Exercise goal: Gather up every line that includes the string "xlabel".

Dataset content:
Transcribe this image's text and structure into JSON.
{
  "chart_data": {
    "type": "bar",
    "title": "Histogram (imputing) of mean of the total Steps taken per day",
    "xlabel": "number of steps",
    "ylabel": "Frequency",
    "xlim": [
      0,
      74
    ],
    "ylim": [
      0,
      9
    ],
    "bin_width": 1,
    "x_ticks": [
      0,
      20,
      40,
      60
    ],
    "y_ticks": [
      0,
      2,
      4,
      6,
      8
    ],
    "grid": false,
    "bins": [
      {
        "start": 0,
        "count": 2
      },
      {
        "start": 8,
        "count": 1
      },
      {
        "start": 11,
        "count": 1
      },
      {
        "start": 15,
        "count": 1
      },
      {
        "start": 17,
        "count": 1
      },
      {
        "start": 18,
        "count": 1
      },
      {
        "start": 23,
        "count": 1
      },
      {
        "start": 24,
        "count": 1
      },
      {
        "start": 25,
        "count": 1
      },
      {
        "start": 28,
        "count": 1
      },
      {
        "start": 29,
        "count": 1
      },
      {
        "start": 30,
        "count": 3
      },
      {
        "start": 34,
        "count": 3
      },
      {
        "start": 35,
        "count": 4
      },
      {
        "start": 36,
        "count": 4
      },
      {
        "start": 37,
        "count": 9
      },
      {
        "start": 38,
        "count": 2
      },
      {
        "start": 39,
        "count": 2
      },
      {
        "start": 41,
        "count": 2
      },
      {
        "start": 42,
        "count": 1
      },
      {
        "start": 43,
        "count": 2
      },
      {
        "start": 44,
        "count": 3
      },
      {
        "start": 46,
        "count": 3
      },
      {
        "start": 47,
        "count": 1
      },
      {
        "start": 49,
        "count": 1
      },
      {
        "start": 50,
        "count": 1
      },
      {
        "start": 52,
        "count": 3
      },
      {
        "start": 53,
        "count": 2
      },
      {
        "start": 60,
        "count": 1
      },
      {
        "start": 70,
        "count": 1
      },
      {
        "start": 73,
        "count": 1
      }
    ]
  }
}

---

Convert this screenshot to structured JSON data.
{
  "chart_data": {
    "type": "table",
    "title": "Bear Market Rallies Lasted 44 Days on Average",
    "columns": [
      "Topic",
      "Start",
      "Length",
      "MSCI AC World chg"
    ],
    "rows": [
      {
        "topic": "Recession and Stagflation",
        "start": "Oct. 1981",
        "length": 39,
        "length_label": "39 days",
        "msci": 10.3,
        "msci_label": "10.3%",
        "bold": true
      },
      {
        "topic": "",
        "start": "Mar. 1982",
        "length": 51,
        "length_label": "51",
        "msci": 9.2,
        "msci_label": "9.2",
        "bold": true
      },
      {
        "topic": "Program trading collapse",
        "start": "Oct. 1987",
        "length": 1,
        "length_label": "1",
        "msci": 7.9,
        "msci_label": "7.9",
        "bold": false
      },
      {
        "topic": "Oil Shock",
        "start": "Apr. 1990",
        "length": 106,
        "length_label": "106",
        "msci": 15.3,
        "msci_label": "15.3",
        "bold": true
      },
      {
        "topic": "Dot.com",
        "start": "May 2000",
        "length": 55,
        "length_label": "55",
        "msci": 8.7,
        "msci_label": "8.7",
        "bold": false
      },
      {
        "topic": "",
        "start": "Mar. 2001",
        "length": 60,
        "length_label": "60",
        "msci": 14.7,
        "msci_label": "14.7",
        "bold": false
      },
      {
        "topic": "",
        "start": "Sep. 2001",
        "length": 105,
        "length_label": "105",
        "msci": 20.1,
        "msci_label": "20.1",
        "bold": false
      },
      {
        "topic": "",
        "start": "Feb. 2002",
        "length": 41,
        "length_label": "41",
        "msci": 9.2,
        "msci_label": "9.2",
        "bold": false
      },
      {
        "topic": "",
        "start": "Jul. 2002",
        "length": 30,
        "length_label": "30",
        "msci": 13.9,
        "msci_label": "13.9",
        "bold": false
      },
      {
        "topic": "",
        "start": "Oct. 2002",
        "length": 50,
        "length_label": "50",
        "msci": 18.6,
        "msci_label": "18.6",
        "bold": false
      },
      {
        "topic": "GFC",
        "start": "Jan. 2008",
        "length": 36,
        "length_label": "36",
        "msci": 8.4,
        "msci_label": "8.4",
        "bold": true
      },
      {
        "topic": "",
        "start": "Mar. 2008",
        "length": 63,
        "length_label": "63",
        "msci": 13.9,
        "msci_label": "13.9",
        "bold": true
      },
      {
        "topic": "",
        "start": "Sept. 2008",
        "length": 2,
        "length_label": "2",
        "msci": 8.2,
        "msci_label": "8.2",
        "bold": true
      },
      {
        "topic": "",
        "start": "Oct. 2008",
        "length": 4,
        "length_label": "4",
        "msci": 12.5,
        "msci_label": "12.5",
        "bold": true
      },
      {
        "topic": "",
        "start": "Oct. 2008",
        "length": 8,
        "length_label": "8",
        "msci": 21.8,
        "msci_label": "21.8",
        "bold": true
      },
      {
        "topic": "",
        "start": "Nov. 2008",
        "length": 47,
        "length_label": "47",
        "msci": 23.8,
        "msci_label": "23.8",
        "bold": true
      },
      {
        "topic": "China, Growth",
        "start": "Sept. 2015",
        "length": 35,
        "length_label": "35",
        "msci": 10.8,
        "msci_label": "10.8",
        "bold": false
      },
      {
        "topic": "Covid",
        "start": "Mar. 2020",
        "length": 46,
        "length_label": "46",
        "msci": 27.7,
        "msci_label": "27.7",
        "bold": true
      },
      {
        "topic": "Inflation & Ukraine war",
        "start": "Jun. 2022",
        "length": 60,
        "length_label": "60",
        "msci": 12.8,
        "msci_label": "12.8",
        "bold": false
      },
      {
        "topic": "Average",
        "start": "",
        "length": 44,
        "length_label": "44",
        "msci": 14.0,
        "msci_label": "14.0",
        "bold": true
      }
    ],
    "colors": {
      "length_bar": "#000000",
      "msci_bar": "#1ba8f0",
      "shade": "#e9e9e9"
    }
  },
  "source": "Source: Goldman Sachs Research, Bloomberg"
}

--

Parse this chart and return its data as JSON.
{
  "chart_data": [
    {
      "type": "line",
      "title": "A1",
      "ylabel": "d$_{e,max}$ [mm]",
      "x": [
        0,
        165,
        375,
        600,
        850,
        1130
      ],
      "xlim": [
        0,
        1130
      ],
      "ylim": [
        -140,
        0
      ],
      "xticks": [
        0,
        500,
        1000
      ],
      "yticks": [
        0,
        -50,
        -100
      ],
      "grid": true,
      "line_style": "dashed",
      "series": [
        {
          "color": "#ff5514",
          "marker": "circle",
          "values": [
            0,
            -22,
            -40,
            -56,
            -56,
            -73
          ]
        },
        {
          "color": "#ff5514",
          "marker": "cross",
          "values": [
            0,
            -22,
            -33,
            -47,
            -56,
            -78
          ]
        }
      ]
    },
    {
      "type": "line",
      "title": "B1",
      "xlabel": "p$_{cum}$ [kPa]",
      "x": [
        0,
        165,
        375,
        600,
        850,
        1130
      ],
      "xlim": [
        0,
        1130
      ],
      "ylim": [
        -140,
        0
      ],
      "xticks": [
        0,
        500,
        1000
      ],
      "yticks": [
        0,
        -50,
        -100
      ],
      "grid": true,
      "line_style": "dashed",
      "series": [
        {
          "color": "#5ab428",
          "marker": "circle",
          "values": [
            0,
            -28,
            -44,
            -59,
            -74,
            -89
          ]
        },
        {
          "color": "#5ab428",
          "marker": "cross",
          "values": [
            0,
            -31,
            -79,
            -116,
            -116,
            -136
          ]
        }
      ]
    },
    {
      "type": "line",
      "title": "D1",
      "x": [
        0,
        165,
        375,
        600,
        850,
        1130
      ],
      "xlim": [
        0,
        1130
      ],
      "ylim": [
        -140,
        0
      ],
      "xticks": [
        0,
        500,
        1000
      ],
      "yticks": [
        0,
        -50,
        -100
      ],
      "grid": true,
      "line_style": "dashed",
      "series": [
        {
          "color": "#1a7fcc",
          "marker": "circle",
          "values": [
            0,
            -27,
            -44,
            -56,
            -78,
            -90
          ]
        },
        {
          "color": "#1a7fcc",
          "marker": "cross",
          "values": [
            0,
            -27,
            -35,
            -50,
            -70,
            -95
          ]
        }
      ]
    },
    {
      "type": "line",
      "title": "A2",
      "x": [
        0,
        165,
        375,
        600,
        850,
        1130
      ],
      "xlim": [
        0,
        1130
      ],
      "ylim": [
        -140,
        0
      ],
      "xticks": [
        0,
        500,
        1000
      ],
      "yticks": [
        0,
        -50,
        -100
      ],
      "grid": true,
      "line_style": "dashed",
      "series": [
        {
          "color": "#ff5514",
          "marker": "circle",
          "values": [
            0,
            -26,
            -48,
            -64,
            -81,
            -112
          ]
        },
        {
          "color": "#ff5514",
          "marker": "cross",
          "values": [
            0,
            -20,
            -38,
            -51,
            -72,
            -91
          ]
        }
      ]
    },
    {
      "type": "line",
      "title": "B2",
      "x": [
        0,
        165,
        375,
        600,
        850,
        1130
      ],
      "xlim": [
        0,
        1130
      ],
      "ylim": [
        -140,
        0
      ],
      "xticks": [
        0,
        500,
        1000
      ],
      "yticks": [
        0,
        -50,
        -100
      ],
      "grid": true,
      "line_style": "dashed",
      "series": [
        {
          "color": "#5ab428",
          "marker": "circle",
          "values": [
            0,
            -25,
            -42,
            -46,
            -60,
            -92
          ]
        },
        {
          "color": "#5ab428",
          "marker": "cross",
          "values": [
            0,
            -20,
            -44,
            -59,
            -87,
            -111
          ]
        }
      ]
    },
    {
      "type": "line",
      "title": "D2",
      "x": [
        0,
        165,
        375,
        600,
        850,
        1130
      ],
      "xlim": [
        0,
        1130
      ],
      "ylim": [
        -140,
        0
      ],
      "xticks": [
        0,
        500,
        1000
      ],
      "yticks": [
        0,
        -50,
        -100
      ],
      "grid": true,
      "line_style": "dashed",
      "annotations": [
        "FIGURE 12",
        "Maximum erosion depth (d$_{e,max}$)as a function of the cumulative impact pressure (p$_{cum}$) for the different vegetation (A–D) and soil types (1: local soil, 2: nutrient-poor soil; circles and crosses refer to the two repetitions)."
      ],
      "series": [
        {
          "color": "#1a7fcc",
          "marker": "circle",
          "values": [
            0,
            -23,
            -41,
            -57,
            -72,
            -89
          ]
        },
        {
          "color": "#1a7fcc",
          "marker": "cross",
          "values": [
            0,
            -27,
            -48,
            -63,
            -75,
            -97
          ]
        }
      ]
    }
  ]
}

Response to this task:
    "xlabel": "number of steps",
      "xlabel": "p$_{cum}$ [kPa]",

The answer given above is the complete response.